__GIVEN ENTRIES__:
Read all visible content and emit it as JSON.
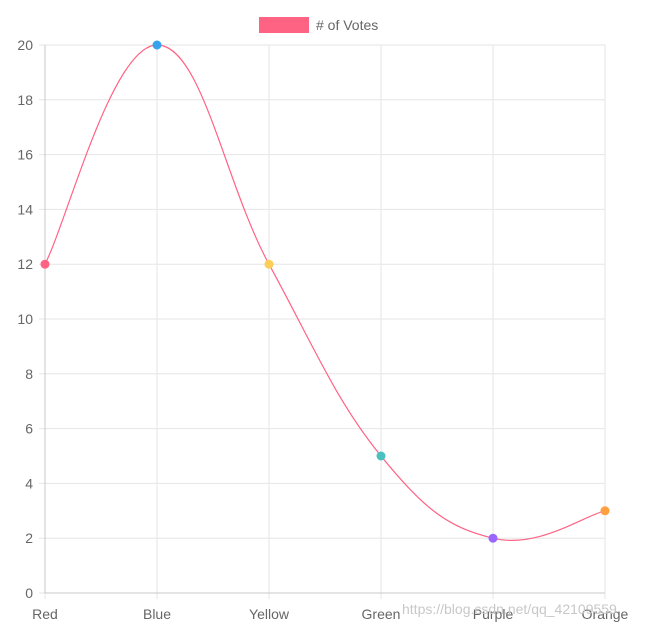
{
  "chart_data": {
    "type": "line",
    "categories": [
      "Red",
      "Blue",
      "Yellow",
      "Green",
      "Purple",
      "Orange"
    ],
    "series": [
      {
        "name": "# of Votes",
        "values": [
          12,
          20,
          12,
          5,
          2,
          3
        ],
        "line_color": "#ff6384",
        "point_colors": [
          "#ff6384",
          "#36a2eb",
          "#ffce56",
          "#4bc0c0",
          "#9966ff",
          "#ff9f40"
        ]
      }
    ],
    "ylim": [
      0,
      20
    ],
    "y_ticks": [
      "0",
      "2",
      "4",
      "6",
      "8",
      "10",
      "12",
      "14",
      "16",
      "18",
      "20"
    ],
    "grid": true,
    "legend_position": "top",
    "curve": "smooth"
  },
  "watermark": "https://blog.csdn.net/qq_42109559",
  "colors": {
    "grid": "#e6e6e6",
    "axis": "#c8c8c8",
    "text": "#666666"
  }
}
* * *
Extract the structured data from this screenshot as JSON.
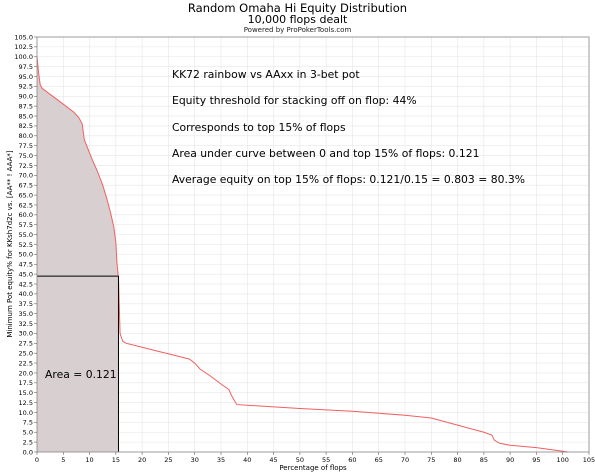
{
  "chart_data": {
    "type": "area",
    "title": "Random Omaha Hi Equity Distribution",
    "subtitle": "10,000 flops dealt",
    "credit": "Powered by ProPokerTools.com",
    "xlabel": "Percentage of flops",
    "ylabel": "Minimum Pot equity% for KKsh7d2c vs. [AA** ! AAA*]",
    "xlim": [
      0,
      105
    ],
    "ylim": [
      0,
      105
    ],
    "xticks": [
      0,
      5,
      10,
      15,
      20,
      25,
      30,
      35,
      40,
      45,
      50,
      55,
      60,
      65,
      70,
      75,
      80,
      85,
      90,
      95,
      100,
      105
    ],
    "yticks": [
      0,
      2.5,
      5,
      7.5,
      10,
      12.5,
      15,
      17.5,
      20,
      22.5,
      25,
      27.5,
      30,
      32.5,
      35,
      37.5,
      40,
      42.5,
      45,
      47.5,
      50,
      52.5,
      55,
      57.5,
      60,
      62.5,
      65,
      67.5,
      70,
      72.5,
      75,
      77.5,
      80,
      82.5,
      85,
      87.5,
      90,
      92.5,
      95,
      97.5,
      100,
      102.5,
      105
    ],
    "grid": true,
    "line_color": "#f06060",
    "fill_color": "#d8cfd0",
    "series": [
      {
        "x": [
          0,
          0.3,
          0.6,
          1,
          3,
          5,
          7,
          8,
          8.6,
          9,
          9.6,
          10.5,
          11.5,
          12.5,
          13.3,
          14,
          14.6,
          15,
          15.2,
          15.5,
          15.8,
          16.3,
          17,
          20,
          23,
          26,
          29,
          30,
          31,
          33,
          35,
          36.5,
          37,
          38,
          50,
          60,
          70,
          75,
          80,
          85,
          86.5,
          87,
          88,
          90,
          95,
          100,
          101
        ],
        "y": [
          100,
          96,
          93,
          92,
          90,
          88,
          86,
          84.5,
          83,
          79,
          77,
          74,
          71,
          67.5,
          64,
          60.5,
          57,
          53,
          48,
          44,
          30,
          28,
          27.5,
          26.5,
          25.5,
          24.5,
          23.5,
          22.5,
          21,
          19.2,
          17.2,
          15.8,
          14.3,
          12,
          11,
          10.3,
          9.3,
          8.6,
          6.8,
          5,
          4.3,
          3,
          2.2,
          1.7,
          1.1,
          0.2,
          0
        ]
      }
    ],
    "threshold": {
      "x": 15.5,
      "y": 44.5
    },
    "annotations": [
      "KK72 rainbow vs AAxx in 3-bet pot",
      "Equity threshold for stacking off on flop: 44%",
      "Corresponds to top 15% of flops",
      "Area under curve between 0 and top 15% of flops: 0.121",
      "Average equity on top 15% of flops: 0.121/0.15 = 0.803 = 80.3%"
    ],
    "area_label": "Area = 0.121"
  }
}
---
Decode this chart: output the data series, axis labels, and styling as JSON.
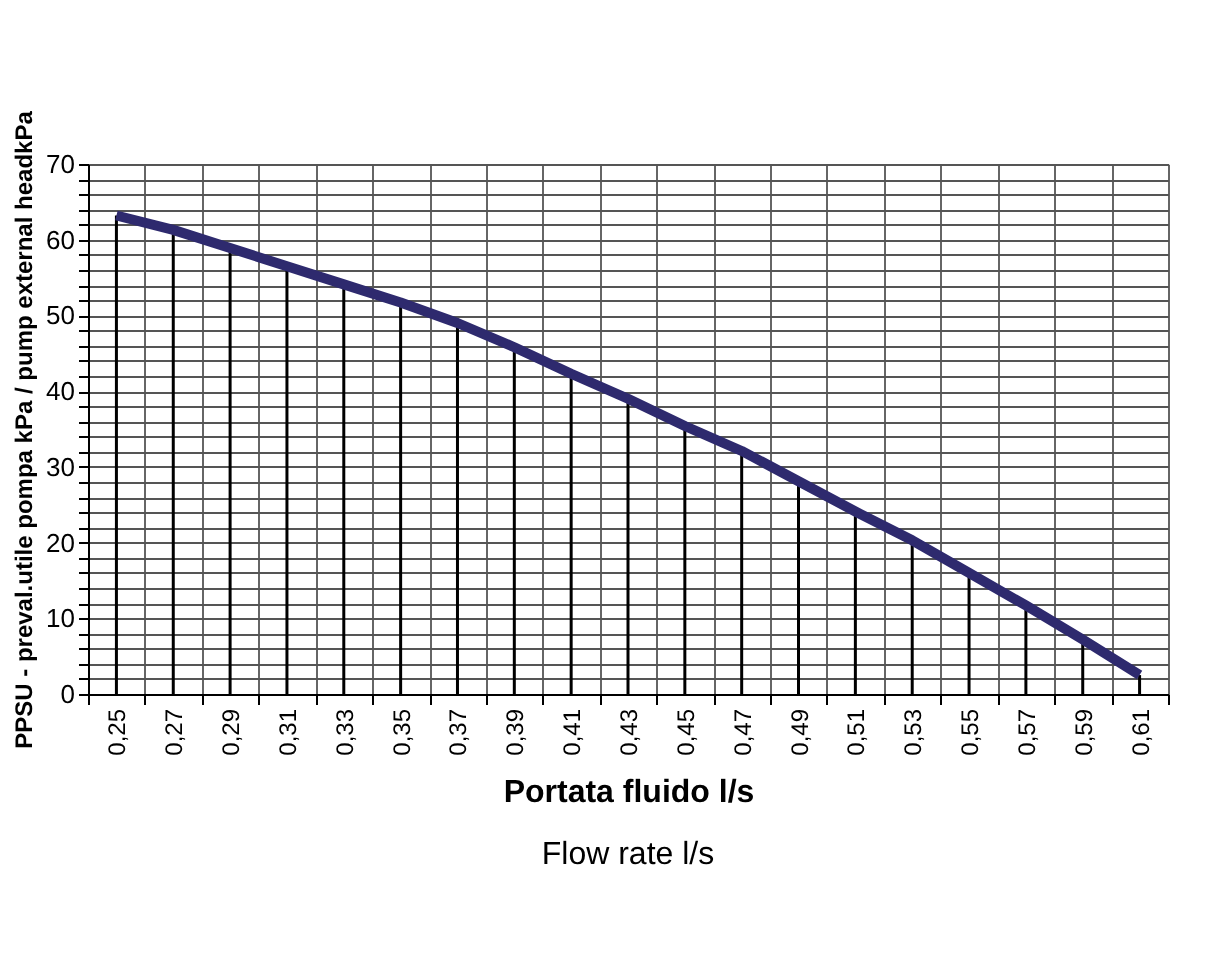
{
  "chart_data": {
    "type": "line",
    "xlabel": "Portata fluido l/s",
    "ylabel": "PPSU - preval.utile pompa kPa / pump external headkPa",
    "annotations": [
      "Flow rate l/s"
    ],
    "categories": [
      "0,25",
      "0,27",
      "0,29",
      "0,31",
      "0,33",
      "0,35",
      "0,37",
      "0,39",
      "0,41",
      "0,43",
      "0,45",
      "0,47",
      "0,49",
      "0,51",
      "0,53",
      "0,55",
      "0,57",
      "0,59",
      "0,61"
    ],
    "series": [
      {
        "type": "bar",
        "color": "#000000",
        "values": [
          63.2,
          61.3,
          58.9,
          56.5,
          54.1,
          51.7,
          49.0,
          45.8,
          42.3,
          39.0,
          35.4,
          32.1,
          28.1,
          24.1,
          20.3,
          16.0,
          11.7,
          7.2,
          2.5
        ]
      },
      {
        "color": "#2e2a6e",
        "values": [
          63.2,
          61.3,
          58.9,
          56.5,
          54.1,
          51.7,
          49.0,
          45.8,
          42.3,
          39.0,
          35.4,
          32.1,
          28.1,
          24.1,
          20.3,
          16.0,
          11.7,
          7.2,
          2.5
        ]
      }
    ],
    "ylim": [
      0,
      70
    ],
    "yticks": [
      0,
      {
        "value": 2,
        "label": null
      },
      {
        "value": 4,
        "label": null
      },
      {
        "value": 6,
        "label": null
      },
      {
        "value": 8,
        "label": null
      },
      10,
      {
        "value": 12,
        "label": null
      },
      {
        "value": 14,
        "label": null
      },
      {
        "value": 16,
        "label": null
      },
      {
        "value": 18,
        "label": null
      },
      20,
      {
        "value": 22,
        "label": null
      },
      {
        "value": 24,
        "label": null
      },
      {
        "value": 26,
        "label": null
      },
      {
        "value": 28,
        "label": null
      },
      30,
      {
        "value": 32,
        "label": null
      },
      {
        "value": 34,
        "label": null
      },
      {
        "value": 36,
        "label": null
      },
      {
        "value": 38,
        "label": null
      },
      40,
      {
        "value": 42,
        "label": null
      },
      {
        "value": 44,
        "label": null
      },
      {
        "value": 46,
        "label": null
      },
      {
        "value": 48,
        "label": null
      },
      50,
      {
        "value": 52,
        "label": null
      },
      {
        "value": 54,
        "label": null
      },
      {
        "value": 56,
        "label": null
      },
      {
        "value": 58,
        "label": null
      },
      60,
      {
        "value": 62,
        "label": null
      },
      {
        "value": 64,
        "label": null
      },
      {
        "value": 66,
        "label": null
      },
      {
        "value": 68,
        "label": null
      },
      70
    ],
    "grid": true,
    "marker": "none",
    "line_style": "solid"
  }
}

__SET TASK__: Look through the entries above; copy every line holding the string "ylabel".

__ANSWER TO THE EXERCISE__:
    "ylabel": "Minimum Pot equity% for KKsh7d2c vs. [AA** ! AAA*]",
    "ylabel": "PPSU - preval.utile pompa kPa / pump external headkPa",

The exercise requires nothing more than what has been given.